Set down all of the data exactly as it appears.

** start of Given records **

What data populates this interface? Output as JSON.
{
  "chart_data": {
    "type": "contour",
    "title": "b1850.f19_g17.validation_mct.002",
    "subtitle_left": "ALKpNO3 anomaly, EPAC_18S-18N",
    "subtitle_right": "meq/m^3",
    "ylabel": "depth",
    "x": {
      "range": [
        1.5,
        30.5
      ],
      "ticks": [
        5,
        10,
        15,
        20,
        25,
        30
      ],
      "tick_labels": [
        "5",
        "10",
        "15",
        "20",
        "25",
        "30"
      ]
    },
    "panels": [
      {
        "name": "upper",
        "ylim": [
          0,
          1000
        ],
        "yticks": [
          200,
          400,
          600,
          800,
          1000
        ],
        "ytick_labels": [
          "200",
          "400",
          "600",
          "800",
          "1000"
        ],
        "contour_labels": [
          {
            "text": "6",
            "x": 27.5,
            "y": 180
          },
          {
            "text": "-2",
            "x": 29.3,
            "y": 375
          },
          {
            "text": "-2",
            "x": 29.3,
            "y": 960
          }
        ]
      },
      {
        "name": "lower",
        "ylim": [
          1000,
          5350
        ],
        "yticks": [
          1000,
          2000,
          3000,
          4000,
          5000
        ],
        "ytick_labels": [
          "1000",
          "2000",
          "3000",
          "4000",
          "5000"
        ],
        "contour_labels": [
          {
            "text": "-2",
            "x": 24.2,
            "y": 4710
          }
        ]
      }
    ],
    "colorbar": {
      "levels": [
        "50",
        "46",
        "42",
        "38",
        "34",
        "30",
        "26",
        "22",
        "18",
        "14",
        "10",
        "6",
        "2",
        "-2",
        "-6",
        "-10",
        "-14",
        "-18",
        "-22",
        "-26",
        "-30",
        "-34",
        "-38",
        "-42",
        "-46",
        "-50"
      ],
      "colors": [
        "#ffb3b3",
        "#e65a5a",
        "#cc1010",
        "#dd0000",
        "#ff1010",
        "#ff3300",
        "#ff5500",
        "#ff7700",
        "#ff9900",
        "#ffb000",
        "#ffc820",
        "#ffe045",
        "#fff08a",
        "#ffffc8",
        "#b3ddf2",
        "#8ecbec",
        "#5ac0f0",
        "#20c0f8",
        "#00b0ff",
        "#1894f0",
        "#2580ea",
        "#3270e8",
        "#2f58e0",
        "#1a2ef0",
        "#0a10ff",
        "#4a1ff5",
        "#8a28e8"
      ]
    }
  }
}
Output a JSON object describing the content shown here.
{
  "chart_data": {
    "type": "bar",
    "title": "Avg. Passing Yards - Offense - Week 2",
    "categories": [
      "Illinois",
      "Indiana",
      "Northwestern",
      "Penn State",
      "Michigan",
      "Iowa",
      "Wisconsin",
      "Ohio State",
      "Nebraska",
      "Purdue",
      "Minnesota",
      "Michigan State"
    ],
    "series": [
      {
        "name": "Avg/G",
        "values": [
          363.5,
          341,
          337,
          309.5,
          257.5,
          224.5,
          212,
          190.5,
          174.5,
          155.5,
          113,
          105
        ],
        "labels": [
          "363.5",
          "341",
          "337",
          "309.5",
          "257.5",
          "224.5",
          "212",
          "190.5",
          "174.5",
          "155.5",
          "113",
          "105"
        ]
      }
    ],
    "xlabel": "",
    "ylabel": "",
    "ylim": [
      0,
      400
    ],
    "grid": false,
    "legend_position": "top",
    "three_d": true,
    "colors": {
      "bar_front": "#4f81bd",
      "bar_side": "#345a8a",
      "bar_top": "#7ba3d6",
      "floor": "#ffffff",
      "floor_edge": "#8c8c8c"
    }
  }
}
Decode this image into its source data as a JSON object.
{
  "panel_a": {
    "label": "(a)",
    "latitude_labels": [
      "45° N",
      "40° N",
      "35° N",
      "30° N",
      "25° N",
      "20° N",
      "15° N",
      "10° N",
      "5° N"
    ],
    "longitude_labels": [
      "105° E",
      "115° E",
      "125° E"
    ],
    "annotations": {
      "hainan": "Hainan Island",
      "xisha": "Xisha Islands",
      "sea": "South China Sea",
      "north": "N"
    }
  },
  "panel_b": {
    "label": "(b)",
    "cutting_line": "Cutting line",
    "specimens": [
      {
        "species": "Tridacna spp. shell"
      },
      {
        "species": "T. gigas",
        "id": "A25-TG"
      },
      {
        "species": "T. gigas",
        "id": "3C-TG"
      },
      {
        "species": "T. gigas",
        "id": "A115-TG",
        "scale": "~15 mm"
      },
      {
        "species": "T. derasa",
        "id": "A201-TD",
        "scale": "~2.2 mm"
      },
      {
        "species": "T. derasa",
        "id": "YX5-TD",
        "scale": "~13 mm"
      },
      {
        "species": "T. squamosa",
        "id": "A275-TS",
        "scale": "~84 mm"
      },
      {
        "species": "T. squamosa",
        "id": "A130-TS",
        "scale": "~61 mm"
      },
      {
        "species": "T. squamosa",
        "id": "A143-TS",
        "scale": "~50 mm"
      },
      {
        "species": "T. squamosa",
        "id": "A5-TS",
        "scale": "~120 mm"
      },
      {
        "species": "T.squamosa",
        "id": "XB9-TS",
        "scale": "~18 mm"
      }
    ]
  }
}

** end of Given records **

_Output of the exercise_
What data populates this interface? Output as JSON.
{
  "chart_data": {
    "type": "contour",
    "title": "b1850.f19_g17.validation_mct.002",
    "subtitle_left": "ALKpNO3 anomaly, EPAC_18S-18N",
    "subtitle_right": "meq/m^3",
    "ylabel": "depth",
    "x": {
      "range": [
        1.5,
        30.5
      ],
      "ticks": [
        5,
        10,
        15,
        20,
        25,
        30
      ],
      "tick_labels": [
        "5",
        "10",
        "15",
        "20",
        "25",
        "30"
      ]
    },
    "panels": [
      {
        "name": "upper",
        "ylim": [
          0,
          1000
        ],
        "yticks": [
          200,
          400,
          600,
          800,
          1000
        ],
        "ytick_labels": [
          "200",
          "400",
          "600",
          "800",
          "1000"
        ],
        "contour_labels": [
          {
            "text": "6",
            "x": 27.5,
            "y": 180
          },
          {
            "text": "-2",
            "x": 29.3,
            "y": 375
          },
          {
            "text": "-2",
            "x": 29.3,
            "y": 960
          }
        ]
      },
      {
        "name": "lower",
        "ylim": [
          1000,
          5350
        ],
        "yticks": [
          1000,
          2000,
          3000,
          4000,
          5000
        ],
        "ytick_labels": [
          "1000",
          "2000",
          "3000",
          "4000",
          "5000"
        ],
        "contour_labels": [
          {
            "text": "-2",
            "x": 24.2,
            "y": 4710
          }
        ]
      }
    ],
    "colorbar": {
      "levels": [
        "50",
        "46",
        "42",
        "38",
        "34",
        "30",
        "26",
        "22",
        "18",
        "14",
        "10",
        "6",
        "2",
        "-2",
        "-6",
        "-10",
        "-14",
        "-18",
        "-22",
        "-26",
        "-30",
        "-34",
        "-38",
        "-42",
        "-46",
        "-50"
      ],
      "colors": [
        "#ffb3b3",
        "#e65a5a",
        "#cc1010",
        "#dd0000",
        "#ff1010",
        "#ff3300",
        "#ff5500",
        "#ff7700",
        "#ff9900",
        "#ffb000",
        "#ffc820",
        "#ffe045",
        "#fff08a",
        "#ffffc8",
        "#b3ddf2",
        "#8ecbec",
        "#5ac0f0",
        "#20c0f8",
        "#00b0ff",
        "#1894f0",
        "#2580ea",
        "#3270e8",
        "#2f58e0",
        "#1a2ef0",
        "#0a10ff",
        "#4a1ff5",
        "#8a28e8"
      ]
    }
  }
}
Output a JSON object describing the content shown here.
{
  "chart_data": {
    "type": "bar",
    "title": "Avg. Passing Yards - Offense - Week 2",
    "categories": [
      "Illinois",
      "Indiana",
      "Northwestern",
      "Penn State",
      "Michigan",
      "Iowa",
      "Wisconsin",
      "Ohio State",
      "Nebraska",
      "Purdue",
      "Minnesota",
      "Michigan State"
    ],
    "series": [
      {
        "name": "Avg/G",
        "values": [
          363.5,
          341,
          337,
          309.5,
          257.5,
          224.5,
          212,
          190.5,
          174.5,
          155.5,
          113,
          105
        ],
        "labels": [
          "363.5",
          "341",
          "337",
          "309.5",
          "257.5",
          "224.5",
          "212",
          "190.5",
          "174.5",
          "155.5",
          "113",
          "105"
        ]
      }
    ],
    "xlabel": "",
    "ylabel": "",
    "ylim": [
      0,
      400
    ],
    "grid": false,
    "legend_position": "top",
    "three_d": true,
    "colors": {
      "bar_front": "#4f81bd",
      "bar_side": "#345a8a",
      "bar_top": "#7ba3d6",
      "floor": "#ffffff",
      "floor_edge": "#8c8c8c"
    }
  }
}
Decode this image into its source data as a JSON object.
{
  "panel_a": {
    "label": "(a)",
    "latitude_labels": [
      "45° N",
      "40° N",
      "35° N",
      "30° N",
      "25° N",
      "20° N",
      "15° N",
      "10° N",
      "5° N"
    ],
    "longitude_labels": [
      "105° E",
      "115° E",
      "125° E"
    ],
    "annotations": {
      "hainan": "Hainan Island",
      "xisha": "Xisha Islands",
      "sea": "South China Sea",
      "north": "N"
    }
  },
  "panel_b": {
    "label": "(b)",
    "cutting_line": "Cutting line",
    "specimens": [
      {
        "species": "Tridacna spp. shell"
      },
      {
        "species": "T. gigas",
        "id": "A25-TG"
      },
      {
        "species": "T. gigas",
        "id": "3C-TG"
      },
      {
        "species": "T. gigas",
        "id": "A115-TG",
        "scale": "~15 mm"
      },
      {
        "species": "T. derasa",
        "id": "A201-TD",
        "scale": "~2.2 mm"
      },
      {
        "species": "T. derasa",
        "id": "YX5-TD",
        "scale": "~13 mm"
      },
      {
        "species": "T. squamosa",
        "id": "A275-TS",
        "scale": "~84 mm"
      },
      {
        "species": "T. squamosa",
        "id": "A130-TS",
        "scale": "~61 mm"
      },
      {
        "species": "T. squamosa",
        "id": "A143-TS",
        "scale": "~50 mm"
      },
      {
        "species": "T. squamosa",
        "id": "A5-TS",
        "scale": "~120 mm"
      },
      {
        "species": "T.squamosa",
        "id": "XB9-TS",
        "scale": "~18 mm"
      }
    ]
  }
}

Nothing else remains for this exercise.